[Items from a dataset]

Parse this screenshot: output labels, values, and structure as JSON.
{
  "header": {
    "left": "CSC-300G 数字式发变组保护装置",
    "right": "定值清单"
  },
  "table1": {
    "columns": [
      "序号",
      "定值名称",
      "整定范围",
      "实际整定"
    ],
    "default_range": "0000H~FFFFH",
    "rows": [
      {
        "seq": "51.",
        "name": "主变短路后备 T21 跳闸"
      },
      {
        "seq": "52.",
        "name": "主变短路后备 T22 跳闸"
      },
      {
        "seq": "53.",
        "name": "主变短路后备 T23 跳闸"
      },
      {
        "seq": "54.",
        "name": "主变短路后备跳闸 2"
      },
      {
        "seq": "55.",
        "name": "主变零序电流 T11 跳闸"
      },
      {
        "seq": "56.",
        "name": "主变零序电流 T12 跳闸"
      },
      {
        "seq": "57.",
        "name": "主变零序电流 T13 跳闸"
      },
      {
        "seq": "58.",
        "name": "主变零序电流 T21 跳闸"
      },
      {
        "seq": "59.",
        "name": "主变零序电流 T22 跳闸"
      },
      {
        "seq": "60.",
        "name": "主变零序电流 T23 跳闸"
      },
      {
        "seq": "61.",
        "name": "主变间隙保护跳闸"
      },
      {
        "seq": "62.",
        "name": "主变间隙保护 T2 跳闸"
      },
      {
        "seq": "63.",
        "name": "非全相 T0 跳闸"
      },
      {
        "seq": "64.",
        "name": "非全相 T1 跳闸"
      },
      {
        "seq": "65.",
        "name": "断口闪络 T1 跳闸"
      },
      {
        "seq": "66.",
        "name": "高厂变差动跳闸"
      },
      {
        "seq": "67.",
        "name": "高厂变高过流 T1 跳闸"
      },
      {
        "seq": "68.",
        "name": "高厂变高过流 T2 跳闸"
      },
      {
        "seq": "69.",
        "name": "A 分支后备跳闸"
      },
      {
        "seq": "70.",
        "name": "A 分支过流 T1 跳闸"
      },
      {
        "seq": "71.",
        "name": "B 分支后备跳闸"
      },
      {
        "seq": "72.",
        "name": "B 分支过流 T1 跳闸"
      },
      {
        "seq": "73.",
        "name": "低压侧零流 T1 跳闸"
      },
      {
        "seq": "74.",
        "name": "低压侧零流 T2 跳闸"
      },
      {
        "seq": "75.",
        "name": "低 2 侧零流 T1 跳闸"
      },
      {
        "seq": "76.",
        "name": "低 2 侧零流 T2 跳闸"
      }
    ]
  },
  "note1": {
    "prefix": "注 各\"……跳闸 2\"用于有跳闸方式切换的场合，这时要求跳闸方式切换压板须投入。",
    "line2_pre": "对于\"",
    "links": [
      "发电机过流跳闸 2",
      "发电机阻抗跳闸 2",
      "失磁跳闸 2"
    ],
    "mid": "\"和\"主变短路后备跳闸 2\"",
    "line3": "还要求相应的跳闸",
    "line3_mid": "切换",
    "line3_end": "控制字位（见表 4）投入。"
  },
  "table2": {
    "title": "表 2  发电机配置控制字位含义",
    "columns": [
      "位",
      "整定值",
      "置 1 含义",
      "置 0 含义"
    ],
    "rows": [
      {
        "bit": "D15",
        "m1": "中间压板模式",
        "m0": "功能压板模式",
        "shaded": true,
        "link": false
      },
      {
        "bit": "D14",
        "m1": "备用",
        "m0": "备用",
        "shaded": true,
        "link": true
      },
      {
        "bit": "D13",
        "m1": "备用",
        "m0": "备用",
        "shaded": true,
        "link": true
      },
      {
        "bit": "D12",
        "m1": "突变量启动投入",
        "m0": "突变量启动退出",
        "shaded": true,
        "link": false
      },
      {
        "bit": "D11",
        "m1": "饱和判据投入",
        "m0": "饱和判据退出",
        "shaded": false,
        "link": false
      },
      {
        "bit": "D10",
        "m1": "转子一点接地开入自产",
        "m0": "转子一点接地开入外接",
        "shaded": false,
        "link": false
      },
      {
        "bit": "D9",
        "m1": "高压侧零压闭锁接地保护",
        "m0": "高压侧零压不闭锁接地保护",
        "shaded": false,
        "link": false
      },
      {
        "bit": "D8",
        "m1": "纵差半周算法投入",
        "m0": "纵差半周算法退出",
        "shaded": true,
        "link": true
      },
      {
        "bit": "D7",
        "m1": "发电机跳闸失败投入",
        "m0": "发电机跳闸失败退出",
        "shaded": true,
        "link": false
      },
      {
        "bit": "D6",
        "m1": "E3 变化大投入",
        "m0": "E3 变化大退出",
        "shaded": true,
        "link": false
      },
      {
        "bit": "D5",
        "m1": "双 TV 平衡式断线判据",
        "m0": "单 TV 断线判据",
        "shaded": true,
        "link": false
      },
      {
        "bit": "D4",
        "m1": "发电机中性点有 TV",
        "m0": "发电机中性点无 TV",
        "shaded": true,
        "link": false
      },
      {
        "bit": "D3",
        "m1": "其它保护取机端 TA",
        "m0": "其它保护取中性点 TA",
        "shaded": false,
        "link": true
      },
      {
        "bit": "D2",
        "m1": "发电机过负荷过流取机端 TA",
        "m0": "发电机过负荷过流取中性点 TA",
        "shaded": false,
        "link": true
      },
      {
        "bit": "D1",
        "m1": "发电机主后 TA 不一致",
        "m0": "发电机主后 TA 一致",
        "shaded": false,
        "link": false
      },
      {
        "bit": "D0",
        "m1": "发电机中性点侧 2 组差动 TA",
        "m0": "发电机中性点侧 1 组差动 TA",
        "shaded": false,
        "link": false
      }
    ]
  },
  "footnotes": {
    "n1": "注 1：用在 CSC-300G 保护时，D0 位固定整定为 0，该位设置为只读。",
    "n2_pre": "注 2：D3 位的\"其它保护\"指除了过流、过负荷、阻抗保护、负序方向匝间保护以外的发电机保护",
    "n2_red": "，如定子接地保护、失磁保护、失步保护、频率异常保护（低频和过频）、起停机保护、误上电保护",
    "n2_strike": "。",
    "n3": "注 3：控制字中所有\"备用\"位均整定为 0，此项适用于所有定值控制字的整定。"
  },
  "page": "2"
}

**WHAT TO DO**
Quote the whole listing above, leaving nothing out.

**IN RESPONSE**
Parse this screenshot: output labels, values, and structure as JSON.
{
  "header": {
    "left": "CSC-300G 数字式发变组保护装置",
    "right": "定值清单"
  },
  "table1": {
    "columns": [
      "序号",
      "定值名称",
      "整定范围",
      "实际整定"
    ],
    "default_range": "0000H~FFFFH",
    "rows": [
      {
        "seq": "51.",
        "name": "主变短路后备 T21 跳闸"
      },
      {
        "seq": "52.",
        "name": "主变短路后备 T22 跳闸"
      },
      {
        "seq": "53.",
        "name": "主变短路后备 T23 跳闸"
      },
      {
        "seq": "54.",
        "name": "主变短路后备跳闸 2"
      },
      {
        "seq": "55.",
        "name": "主变零序电流 T11 跳闸"
      },
      {
        "seq": "56.",
        "name": "主变零序电流 T12 跳闸"
      },
      {
        "seq": "57.",
        "name": "主变零序电流 T13 跳闸"
      },
      {
        "seq": "58.",
        "name": "主变零序电流 T21 跳闸"
      },
      {
        "seq": "59.",
        "name": "主变零序电流 T22 跳闸"
      },
      {
        "seq": "60.",
        "name": "主变零序电流 T23 跳闸"
      },
      {
        "seq": "61.",
        "name": "主变间隙保护跳闸"
      },
      {
        "seq": "62.",
        "name": "主变间隙保护 T2 跳闸"
      },
      {
        "seq": "63.",
        "name": "非全相 T0 跳闸"
      },
      {
        "seq": "64.",
        "name": "非全相 T1 跳闸"
      },
      {
        "seq": "65.",
        "name": "断口闪络 T1 跳闸"
      },
      {
        "seq": "66.",
        "name": "高厂变差动跳闸"
      },
      {
        "seq": "67.",
        "name": "高厂变高过流 T1 跳闸"
      },
      {
        "seq": "68.",
        "name": "高厂变高过流 T2 跳闸"
      },
      {
        "seq": "69.",
        "name": "A 分支后备跳闸"
      },
      {
        "seq": "70.",
        "name": "A 分支过流 T1 跳闸"
      },
      {
        "seq": "71.",
        "name": "B 分支后备跳闸"
      },
      {
        "seq": "72.",
        "name": "B 分支过流 T1 跳闸"
      },
      {
        "seq": "73.",
        "name": "低压侧零流 T1 跳闸"
      },
      {
        "seq": "74.",
        "name": "低压侧零流 T2 跳闸"
      },
      {
        "seq": "75.",
        "name": "低 2 侧零流 T1 跳闸"
      },
      {
        "seq": "76.",
        "name": "低 2 侧零流 T2 跳闸"
      }
    ]
  },
  "note1": {
    "prefix": "注 各\"……跳闸 2\"用于有跳闸方式切换的场合，这时要求跳闸方式切换压板须投入。",
    "line2_pre": "对于\"",
    "links": [
      "发电机过流跳闸 2",
      "发电机阻抗跳闸 2",
      "失磁跳闸 2"
    ],
    "mid": "\"和\"主变短路后备跳闸 2\"",
    "line3": "还要求相应的跳闸",
    "line3_mid": "切换",
    "line3_end": "控制字位（见表 4）投入。"
  },
  "table2": {
    "title": "表 2  发电机配置控制字位含义",
    "columns": [
      "位",
      "整定值",
      "置 1 含义",
      "置 0 含义"
    ],
    "rows": [
      {
        "bit": "D15",
        "m1": "中间压板模式",
        "m0": "功能压板模式",
        "shaded": true,
        "link": false
      },
      {
        "bit": "D14",
        "m1": "备用",
        "m0": "备用",
        "shaded": true,
        "link": true
      },
      {
        "bit": "D13",
        "m1": "备用",
        "m0": "备用",
        "shaded": true,
        "link": true
      },
      {
        "bit": "D12",
        "m1": "突变量启动投入",
        "m0": "突变量启动退出",
        "shaded": true,
        "link": false
      },
      {
        "bit": "D11",
        "m1": "饱和判据投入",
        "m0": "饱和判据退出",
        "shaded": false,
        "link": false
      },
      {
        "bit": "D10",
        "m1": "转子一点接地开入自产",
        "m0": "转子一点接地开入外接",
        "shaded": false,
        "link": false
      },
      {
        "bit": "D9",
        "m1": "高压侧零压闭锁接地保护",
        "m0": "高压侧零压不闭锁接地保护",
        "shaded": false,
        "link": false
      },
      {
        "bit": "D8",
        "m1": "纵差半周算法投入",
        "m0": "纵差半周算法退出",
        "shaded": true,
        "link": true
      },
      {
        "bit": "D7",
        "m1": "发电机跳闸失败投入",
        "m0": "发电机跳闸失败退出",
        "shaded": true,
        "link": false
      },
      {
        "bit": "D6",
        "m1": "E3 变化大投入",
        "m0": "E3 变化大退出",
        "shaded": true,
        "link": false
      },
      {
        "bit": "D5",
        "m1": "双 TV 平衡式断线判据",
        "m0": "单 TV 断线判据",
        "shaded": true,
        "link": false
      },
      {
        "bit": "D4",
        "m1": "发电机中性点有 TV",
        "m0": "发电机中性点无 TV",
        "shaded": true,
        "link": false
      },
      {
        "bit": "D3",
        "m1": "其它保护取机端 TA",
        "m0": "其它保护取中性点 TA",
        "shaded": false,
        "link": true
      },
      {
        "bit": "D2",
        "m1": "发电机过负荷过流取机端 TA",
        "m0": "发电机过负荷过流取中性点 TA",
        "shaded": false,
        "link": true
      },
      {
        "bit": "D1",
        "m1": "发电机主后 TA 不一致",
        "m0": "发电机主后 TA 一致",
        "shaded": false,
        "link": false
      },
      {
        "bit": "D0",
        "m1": "发电机中性点侧 2 组差动 TA",
        "m0": "发电机中性点侧 1 组差动 TA",
        "shaded": false,
        "link": false
      }
    ]
  },
  "footnotes": {
    "n1": "注 1：用在 CSC-300G 保护时，D0 位固定整定为 0，该位设置为只读。",
    "n2_pre": "注 2：D3 位的\"其它保护\"指除了过流、过负荷、阻抗保护、负序方向匝间保护以外的发电机保护",
    "n2_red": "，如定子接地保护、失磁保护、失步保护、频率异常保护（低频和过频）、起停机保护、误上电保护",
    "n2_strike": "。",
    "n3": "注 3：控制字中所有\"备用\"位均整定为 0，此项适用于所有定值控制字的整定。"
  },
  "page": "2"
}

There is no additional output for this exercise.